DATA SUPPLIED ::
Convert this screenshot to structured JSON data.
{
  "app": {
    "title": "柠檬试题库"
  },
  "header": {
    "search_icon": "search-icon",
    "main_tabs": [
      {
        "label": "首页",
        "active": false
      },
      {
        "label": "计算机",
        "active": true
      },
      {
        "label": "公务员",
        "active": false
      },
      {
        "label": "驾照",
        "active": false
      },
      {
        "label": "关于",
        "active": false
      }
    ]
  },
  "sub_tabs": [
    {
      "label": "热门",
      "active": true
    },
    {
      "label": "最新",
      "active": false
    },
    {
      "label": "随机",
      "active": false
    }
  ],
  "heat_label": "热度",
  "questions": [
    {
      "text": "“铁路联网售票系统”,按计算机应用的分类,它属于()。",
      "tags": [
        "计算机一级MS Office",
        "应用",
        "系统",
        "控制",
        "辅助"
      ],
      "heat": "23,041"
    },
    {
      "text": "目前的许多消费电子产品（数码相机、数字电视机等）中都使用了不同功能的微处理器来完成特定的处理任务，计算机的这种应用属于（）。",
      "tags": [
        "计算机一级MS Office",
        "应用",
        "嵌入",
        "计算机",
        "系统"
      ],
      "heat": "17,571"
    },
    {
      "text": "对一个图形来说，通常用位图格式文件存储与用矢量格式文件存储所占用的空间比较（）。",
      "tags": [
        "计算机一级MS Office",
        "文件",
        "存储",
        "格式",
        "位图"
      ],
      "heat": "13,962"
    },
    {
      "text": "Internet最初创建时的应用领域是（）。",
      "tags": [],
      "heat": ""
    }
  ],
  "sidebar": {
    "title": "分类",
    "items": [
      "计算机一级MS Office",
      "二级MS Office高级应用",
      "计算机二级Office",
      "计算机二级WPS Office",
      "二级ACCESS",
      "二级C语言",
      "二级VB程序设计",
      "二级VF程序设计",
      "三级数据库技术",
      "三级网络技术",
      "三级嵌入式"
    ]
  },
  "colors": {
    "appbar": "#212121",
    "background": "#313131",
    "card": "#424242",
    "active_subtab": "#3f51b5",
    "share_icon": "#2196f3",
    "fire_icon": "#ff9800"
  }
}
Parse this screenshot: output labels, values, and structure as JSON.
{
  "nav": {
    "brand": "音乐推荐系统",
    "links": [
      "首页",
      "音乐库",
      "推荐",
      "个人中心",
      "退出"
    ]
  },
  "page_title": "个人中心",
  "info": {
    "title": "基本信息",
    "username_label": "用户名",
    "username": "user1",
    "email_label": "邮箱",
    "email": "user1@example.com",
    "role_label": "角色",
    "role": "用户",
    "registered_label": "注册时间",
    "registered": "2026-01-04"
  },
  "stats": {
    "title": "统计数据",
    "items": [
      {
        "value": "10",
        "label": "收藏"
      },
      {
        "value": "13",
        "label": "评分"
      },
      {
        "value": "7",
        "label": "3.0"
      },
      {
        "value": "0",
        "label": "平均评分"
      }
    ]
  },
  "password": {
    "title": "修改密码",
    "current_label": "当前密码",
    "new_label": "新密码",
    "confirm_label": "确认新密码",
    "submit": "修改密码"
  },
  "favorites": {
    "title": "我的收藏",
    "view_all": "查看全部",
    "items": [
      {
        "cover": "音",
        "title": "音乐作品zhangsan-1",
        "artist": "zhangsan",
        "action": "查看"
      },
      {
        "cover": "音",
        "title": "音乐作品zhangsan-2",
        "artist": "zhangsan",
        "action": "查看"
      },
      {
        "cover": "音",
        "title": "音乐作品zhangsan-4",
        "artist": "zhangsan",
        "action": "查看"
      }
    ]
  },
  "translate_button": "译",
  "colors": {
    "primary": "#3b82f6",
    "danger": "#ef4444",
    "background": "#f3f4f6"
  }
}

SHORT EXERCISE :: Pull out all lines from the listing that contain the string "text".

WRITTEN RESPONSE ::
      "text": "“铁路联网售票系统”,按计算机应用的分类,它属于()。",
      "text": "目前的许多消费电子产品（数码相机、数字电视机等）中都使用了不同功能的微处理器来完成特定的处理任务，计算机的这种应用属于（）。",
      "text": "对一个图形来说，通常用位图格式文件存储与用矢量格式文件存储所占用的空间比较（）。",
      "text": "Internet最初创建时的应用领域是（）。",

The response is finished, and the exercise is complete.